* _Extracted information_
## START

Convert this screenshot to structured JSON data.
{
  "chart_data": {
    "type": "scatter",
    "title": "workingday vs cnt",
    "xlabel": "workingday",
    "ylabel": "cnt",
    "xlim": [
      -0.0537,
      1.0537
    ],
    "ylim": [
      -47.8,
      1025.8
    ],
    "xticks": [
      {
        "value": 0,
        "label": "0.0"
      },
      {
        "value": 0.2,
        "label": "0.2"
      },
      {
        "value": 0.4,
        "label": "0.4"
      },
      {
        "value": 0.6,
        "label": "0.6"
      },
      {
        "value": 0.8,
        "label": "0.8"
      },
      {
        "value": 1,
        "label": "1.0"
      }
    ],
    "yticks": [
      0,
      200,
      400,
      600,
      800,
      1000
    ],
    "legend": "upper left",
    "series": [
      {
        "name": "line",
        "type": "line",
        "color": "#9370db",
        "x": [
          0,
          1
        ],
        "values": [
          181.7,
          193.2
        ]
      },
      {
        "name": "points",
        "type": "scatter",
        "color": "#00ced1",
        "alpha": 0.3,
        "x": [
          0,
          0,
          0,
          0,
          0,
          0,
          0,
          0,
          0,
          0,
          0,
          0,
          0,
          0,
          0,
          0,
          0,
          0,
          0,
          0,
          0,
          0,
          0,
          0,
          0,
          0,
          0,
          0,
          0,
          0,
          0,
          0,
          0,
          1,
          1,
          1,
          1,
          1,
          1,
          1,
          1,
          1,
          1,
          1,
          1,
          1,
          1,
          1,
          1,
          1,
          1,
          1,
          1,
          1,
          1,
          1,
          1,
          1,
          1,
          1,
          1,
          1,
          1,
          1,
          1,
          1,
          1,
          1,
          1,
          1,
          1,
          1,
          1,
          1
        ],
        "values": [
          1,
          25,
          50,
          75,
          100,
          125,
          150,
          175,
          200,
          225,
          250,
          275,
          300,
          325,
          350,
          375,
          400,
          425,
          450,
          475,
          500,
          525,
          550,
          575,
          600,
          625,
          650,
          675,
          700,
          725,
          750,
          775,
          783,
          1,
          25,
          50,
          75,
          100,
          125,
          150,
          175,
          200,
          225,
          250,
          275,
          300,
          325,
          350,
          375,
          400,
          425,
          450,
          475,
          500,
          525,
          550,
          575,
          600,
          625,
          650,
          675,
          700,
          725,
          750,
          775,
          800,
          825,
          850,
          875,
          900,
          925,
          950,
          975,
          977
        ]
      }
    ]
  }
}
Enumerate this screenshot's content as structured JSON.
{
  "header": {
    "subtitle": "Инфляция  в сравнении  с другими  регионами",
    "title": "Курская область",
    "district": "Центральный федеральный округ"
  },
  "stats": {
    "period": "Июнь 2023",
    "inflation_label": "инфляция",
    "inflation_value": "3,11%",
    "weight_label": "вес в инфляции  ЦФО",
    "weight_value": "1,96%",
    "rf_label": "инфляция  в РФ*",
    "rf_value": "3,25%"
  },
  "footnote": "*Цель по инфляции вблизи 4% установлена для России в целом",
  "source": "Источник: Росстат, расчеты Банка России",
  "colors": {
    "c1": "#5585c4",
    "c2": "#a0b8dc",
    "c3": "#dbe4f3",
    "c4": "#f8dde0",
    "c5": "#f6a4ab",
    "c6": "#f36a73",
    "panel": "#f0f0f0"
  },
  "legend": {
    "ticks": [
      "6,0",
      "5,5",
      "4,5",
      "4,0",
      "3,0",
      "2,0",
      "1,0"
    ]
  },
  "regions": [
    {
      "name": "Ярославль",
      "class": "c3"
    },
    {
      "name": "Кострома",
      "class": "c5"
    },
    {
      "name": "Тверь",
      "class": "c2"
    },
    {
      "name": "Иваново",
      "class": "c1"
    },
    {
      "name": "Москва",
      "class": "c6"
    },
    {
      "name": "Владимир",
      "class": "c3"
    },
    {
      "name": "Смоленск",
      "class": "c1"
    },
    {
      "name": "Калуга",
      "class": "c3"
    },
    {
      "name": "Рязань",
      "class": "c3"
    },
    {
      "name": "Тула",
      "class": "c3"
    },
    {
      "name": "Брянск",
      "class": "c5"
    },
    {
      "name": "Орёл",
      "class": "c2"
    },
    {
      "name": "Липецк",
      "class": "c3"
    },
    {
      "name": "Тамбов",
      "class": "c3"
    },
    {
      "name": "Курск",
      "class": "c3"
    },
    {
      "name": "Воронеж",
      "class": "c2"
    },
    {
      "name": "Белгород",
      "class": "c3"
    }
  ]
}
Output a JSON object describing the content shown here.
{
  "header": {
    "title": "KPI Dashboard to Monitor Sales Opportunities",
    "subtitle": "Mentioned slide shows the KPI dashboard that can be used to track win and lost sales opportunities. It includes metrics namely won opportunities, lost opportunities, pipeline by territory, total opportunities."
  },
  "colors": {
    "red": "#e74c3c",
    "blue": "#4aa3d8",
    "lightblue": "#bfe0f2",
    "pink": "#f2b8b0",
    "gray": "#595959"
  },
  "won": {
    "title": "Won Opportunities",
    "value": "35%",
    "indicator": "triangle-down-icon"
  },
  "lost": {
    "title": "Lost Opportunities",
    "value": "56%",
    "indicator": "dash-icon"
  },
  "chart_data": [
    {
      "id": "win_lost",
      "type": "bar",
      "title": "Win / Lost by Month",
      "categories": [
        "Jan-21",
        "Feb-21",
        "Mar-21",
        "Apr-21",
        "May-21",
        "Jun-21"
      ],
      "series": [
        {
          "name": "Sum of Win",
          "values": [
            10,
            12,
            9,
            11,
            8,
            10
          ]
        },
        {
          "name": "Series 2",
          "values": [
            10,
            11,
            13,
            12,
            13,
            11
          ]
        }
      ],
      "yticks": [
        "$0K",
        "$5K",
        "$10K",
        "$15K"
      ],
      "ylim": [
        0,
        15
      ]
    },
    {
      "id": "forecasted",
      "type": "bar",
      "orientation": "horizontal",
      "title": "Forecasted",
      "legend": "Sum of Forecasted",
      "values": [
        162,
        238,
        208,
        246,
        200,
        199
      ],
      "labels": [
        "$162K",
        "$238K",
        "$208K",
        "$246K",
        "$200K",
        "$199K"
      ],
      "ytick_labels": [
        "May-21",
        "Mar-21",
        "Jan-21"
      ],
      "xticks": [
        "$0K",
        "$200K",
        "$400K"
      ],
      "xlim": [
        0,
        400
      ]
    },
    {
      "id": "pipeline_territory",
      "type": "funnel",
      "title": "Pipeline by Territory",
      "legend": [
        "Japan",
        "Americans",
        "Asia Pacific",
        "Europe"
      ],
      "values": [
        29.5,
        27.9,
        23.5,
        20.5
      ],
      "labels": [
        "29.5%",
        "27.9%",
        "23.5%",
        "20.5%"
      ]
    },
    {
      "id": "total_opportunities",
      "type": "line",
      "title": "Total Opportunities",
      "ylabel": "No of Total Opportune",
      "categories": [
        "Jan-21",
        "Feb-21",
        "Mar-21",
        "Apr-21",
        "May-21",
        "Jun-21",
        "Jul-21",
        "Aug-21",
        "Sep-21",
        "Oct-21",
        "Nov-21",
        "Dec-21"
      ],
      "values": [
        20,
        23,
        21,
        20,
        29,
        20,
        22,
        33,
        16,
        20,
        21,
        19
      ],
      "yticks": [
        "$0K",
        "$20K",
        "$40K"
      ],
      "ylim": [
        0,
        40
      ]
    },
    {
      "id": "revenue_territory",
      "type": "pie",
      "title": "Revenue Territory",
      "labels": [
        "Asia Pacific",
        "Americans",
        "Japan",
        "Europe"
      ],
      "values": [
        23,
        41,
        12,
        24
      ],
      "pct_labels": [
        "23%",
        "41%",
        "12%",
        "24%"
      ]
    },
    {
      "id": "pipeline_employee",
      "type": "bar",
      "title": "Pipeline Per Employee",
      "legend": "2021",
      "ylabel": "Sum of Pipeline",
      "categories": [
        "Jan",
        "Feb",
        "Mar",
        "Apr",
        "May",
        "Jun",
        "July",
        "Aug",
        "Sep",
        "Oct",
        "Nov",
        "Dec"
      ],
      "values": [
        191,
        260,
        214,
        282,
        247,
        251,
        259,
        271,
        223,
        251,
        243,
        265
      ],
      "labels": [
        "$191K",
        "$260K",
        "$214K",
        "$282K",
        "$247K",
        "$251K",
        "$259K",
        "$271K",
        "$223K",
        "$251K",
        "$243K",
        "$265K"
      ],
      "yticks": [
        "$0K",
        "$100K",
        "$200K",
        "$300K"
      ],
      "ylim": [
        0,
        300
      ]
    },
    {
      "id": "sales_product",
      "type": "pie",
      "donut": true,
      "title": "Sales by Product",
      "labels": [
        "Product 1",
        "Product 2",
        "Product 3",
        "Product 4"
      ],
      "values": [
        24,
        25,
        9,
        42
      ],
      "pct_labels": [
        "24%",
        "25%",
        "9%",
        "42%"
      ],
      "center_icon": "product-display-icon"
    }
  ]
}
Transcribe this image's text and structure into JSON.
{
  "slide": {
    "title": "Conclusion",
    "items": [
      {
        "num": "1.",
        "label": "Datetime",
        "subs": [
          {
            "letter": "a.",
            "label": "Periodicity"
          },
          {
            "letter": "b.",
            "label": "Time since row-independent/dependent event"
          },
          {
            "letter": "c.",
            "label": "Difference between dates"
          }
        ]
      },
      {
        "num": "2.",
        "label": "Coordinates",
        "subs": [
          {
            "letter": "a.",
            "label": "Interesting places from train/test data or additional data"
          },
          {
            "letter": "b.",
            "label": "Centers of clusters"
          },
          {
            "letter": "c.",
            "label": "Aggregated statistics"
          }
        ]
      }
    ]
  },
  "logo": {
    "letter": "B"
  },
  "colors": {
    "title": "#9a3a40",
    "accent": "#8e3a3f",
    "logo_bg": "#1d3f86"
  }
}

## END

* _Instructions for the task_
Within the entries above, report how many lines include "content", and keep the answer to the number.

* _Output for this exercise_
2